──────── Data for the task ────────

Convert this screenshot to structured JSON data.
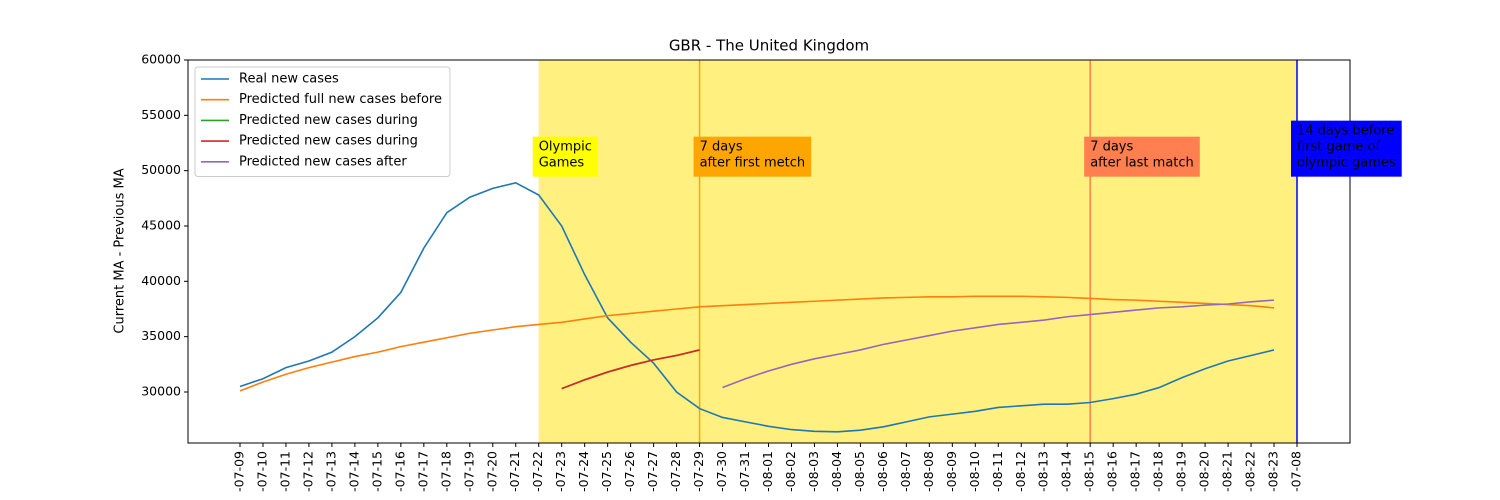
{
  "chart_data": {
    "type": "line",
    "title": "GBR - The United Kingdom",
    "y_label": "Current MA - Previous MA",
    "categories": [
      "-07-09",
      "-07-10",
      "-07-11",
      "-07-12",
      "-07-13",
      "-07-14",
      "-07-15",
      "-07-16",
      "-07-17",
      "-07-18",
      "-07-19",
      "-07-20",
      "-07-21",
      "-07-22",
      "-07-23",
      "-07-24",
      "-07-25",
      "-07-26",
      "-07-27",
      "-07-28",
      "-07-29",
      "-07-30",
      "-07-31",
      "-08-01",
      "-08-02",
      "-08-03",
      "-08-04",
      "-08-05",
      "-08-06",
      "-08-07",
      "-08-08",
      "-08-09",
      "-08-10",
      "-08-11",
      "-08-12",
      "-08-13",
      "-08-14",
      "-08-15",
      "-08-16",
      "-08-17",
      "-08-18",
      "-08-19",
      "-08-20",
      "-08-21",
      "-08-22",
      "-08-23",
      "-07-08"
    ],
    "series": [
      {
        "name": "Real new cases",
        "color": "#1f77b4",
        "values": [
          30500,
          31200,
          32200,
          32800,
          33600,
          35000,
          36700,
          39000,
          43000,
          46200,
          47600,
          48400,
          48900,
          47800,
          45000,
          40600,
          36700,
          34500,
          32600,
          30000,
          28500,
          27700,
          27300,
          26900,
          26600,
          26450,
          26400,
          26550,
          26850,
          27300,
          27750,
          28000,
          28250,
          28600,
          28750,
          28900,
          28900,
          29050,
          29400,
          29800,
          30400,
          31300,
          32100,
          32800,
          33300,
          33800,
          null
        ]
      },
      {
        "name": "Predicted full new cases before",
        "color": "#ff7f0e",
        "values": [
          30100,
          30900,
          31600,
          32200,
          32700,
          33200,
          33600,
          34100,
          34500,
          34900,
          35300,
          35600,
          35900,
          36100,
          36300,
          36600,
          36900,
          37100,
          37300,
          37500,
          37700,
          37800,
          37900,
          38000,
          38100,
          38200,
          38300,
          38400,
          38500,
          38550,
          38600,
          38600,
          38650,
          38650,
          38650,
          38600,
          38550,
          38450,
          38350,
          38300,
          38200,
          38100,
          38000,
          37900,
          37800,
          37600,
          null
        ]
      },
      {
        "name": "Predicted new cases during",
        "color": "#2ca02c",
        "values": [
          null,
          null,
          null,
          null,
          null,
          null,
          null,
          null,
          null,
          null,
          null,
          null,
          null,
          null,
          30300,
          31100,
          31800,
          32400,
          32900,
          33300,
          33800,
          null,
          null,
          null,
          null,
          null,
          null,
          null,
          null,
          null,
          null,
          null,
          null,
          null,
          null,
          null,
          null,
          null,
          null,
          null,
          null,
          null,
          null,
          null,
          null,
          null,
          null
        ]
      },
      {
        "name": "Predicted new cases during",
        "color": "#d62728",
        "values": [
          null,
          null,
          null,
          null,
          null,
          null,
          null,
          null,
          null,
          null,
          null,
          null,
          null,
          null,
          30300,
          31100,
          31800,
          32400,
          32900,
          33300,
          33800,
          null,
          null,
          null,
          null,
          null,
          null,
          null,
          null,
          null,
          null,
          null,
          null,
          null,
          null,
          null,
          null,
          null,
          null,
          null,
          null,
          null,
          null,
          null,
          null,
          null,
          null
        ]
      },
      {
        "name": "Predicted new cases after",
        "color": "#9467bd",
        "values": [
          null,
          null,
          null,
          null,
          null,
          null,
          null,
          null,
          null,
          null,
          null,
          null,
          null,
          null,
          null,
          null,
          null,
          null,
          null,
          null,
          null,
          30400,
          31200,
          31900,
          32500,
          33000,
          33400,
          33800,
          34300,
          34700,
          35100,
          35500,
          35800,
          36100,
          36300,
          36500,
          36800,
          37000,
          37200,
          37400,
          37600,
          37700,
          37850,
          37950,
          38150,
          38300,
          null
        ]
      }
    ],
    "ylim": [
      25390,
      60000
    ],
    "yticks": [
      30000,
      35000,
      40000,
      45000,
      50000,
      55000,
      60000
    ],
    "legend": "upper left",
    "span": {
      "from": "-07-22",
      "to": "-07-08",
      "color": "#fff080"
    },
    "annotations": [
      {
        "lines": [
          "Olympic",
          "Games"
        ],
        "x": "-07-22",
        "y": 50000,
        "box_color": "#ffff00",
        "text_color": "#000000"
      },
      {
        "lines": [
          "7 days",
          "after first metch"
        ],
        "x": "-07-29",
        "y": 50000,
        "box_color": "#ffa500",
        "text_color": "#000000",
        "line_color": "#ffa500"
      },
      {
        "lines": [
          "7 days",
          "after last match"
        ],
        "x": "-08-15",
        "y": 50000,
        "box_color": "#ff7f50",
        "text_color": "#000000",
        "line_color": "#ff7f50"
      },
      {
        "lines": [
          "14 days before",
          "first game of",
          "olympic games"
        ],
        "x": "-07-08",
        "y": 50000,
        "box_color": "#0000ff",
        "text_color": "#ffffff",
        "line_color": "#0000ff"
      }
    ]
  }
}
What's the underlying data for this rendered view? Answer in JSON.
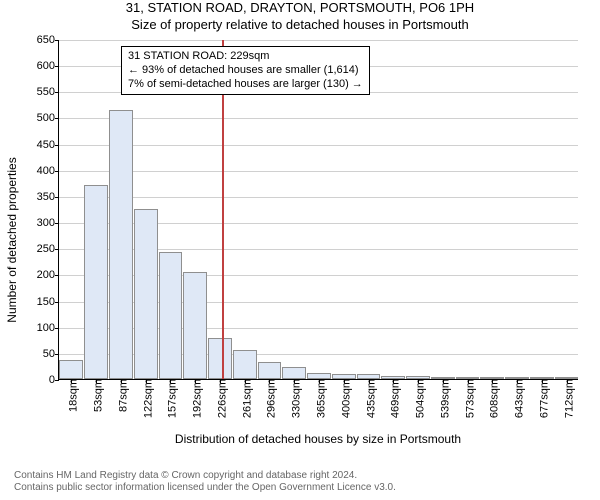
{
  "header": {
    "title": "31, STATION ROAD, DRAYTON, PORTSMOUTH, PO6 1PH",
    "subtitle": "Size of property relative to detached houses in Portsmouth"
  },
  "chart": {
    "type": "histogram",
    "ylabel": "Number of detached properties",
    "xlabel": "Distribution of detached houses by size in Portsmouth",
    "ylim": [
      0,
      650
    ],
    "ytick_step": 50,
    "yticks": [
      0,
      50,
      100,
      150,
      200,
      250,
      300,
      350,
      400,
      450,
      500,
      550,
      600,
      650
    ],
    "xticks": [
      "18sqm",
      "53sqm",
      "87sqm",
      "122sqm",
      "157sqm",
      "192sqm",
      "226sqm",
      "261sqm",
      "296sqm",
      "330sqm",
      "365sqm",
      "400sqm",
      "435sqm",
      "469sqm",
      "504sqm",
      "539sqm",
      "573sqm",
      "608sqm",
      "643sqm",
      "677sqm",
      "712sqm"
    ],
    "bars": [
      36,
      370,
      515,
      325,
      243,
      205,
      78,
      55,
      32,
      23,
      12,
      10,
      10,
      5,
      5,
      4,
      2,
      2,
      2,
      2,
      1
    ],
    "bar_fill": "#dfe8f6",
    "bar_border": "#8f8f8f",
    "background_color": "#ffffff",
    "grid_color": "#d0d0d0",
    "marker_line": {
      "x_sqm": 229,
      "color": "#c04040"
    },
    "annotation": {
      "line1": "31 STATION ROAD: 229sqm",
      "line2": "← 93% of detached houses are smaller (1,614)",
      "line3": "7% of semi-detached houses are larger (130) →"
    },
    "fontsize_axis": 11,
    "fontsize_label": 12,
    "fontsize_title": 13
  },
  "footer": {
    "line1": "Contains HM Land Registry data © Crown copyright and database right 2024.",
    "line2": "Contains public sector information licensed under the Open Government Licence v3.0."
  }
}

────────

To be done:
Make an exact reproduction of the listing above, without any pictures.

Response for this exercise:
Convert this screenshot to structured JSON data.
{
  "chart_data": {
    "type": "line",
    "title": "GBR - The United Kingdom",
    "y_label": "Current MA - Previous MA",
    "categories": [
      "-07-09",
      "-07-10",
      "-07-11",
      "-07-12",
      "-07-13",
      "-07-14",
      "-07-15",
      "-07-16",
      "-07-17",
      "-07-18",
      "-07-19",
      "-07-20",
      "-07-21",
      "-07-22",
      "-07-23",
      "-07-24",
      "-07-25",
      "-07-26",
      "-07-27",
      "-07-28",
      "-07-29",
      "-07-30",
      "-07-31",
      "-08-01",
      "-08-02",
      "-08-03",
      "-08-04",
      "-08-05",
      "-08-06",
      "-08-07",
      "-08-08",
      "-08-09",
      "-08-10",
      "-08-11",
      "-08-12",
      "-08-13",
      "-08-14",
      "-08-15",
      "-08-16",
      "-08-17",
      "-08-18",
      "-08-19",
      "-08-20",
      "-08-21",
      "-08-22",
      "-08-23",
      "-07-08"
    ],
    "series": [
      {
        "name": "Real new cases",
        "color": "#1f77b4",
        "values": [
          30500,
          31200,
          32200,
          32800,
          33600,
          35000,
          36700,
          39000,
          43000,
          46200,
          47600,
          48400,
          48900,
          47800,
          45000,
          40600,
          36700,
          34500,
          32600,
          30000,
          28500,
          27700,
          27300,
          26900,
          26600,
          26450,
          26400,
          26550,
          26850,
          27300,
          27750,
          28000,
          28250,
          28600,
          28750,
          28900,
          28900,
          29050,
          29400,
          29800,
          30400,
          31300,
          32100,
          32800,
          33300,
          33800,
          null
        ]
      },
      {
        "name": "Predicted full new cases before",
        "color": "#ff7f0e",
        "values": [
          30100,
          30900,
          31600,
          32200,
          32700,
          33200,
          33600,
          34100,
          34500,
          34900,
          35300,
          35600,
          35900,
          36100,
          36300,
          36600,
          36900,
          37100,
          37300,
          37500,
          37700,
          37800,
          37900,
          38000,
          38100,
          38200,
          38300,
          38400,
          38500,
          38550,
          38600,
          38600,
          38650,
          38650,
          38650,
          38600,
          38550,
          38450,
          38350,
          38300,
          38200,
          38100,
          38000,
          37900,
          37800,
          37600,
          null
        ]
      },
      {
        "name": "Predicted new cases during",
        "color": "#2ca02c",
        "values": [
          null,
          null,
          null,
          null,
          null,
          null,
          null,
          null,
          null,
          null,
          null,
          null,
          null,
          null,
          30300,
          31100,
          31800,
          32400,
          32900,
          33300,
          33800,
          null,
          null,
          null,
          null,
          null,
          null,
          null,
          null,
          null,
          null,
          null,
          null,
          null,
          null,
          null,
          null,
          null,
          null,
          null,
          null,
          null,
          null,
          null,
          null,
          null,
          null
        ]
      },
      {
        "name": "Predicted new cases during",
        "color": "#d62728",
        "values": [
          null,
          null,
          null,
          null,
          null,
          null,
          null,
          null,
          null,
          null,
          null,
          null,
          null,
          null,
          30300,
          31100,
          31800,
          32400,
          32900,
          33300,
          33800,
          null,
          null,
          null,
          null,
          null,
          null,
          null,
          null,
          null,
          null,
          null,
          null,
          null,
          null,
          null,
          null,
          null,
          null,
          null,
          null,
          null,
          null,
          null,
          null,
          null,
          null
        ]
      },
      {
        "name": "Predicted new cases after",
        "color": "#9467bd",
        "values": [
          null,
          null,
          null,
          null,
          null,
          null,
          null,
          null,
          null,
          null,
          null,
          null,
          null,
          null,
          null,
          null,
          null,
          null,
          null,
          null,
          null,
          30400,
          31200,
          31900,
          32500,
          33000,
          33400,
          33800,
          34300,
          34700,
          35100,
          35500,
          35800,
          36100,
          36300,
          36500,
          36800,
          37000,
          37200,
          37400,
          37600,
          37700,
          37850,
          37950,
          38150,
          38300,
          null
        ]
      }
    ],
    "ylim": [
      25390,
      60000
    ],
    "yticks": [
      30000,
      35000,
      40000,
      45000,
      50000,
      55000,
      60000
    ],
    "legend": "upper left",
    "span": {
      "from": "-07-22",
      "to": "-07-08",
      "color": "#fff080"
    },
    "annotations": [
      {
        "lines": [
          "Olympic",
          "Games"
        ],
        "x": "-07-22",
        "y": 50000,
        "box_color": "#ffff00",
        "text_color": "#000000"
      },
      {
        "lines": [
          "7 days",
          "after first metch"
        ],
        "x": "-07-29",
        "y": 50000,
        "box_color": "#ffa500",
        "text_color": "#000000",
        "line_color": "#ffa500"
      },
      {
        "lines": [
          "7 days",
          "after last match"
        ],
        "x": "-08-15",
        "y": 50000,
        "box_color": "#ff7f50",
        "text_color": "#000000",
        "line_color": "#ff7f50"
      },
      {
        "lines": [
          "14 days before",
          "first game of",
          "olympic games"
        ],
        "x": "-07-08",
        "y": 50000,
        "box_color": "#0000ff",
        "text_color": "#ffffff",
        "line_color": "#0000ff"
      }
    ]
  }
}
What's the underlying data for this rendered view? Answer in JSON.
{
  "header": {
    "title": "31, STATION ROAD, DRAYTON, PORTSMOUTH, PO6 1PH",
    "subtitle": "Size of property relative to detached houses in Portsmouth"
  },
  "chart": {
    "type": "histogram",
    "ylabel": "Number of detached properties",
    "xlabel": "Distribution of detached houses by size in Portsmouth",
    "ylim": [
      0,
      650
    ],
    "ytick_step": 50,
    "yticks": [
      0,
      50,
      100,
      150,
      200,
      250,
      300,
      350,
      400,
      450,
      500,
      550,
      600,
      650
    ],
    "xticks": [
      "18sqm",
      "53sqm",
      "87sqm",
      "122sqm",
      "157sqm",
      "192sqm",
      "226sqm",
      "261sqm",
      "296sqm",
      "330sqm",
      "365sqm",
      "400sqm",
      "435sqm",
      "469sqm",
      "504sqm",
      "539sqm",
      "573sqm",
      "608sqm",
      "643sqm",
      "677sqm",
      "712sqm"
    ],
    "bars": [
      36,
      370,
      515,
      325,
      243,
      205,
      78,
      55,
      32,
      23,
      12,
      10,
      10,
      5,
      5,
      4,
      2,
      2,
      2,
      2,
      1
    ],
    "bar_fill": "#dfe8f6",
    "bar_border": "#8f8f8f",
    "background_color": "#ffffff",
    "grid_color": "#d0d0d0",
    "marker_line": {
      "x_sqm": 229,
      "color": "#c04040"
    },
    "annotation": {
      "line1": "31 STATION ROAD: 229sqm",
      "line2": "← 93% of detached houses are smaller (1,614)",
      "line3": "7% of semi-detached houses are larger (130) →"
    },
    "fontsize_axis": 11,
    "fontsize_label": 12,
    "fontsize_title": 13
  },
  "footer": {
    "line1": "Contains HM Land Registry data © Crown copyright and database right 2024.",
    "line2": "Contains public sector information licensed under the Open Government Licence v3.0."
  }
}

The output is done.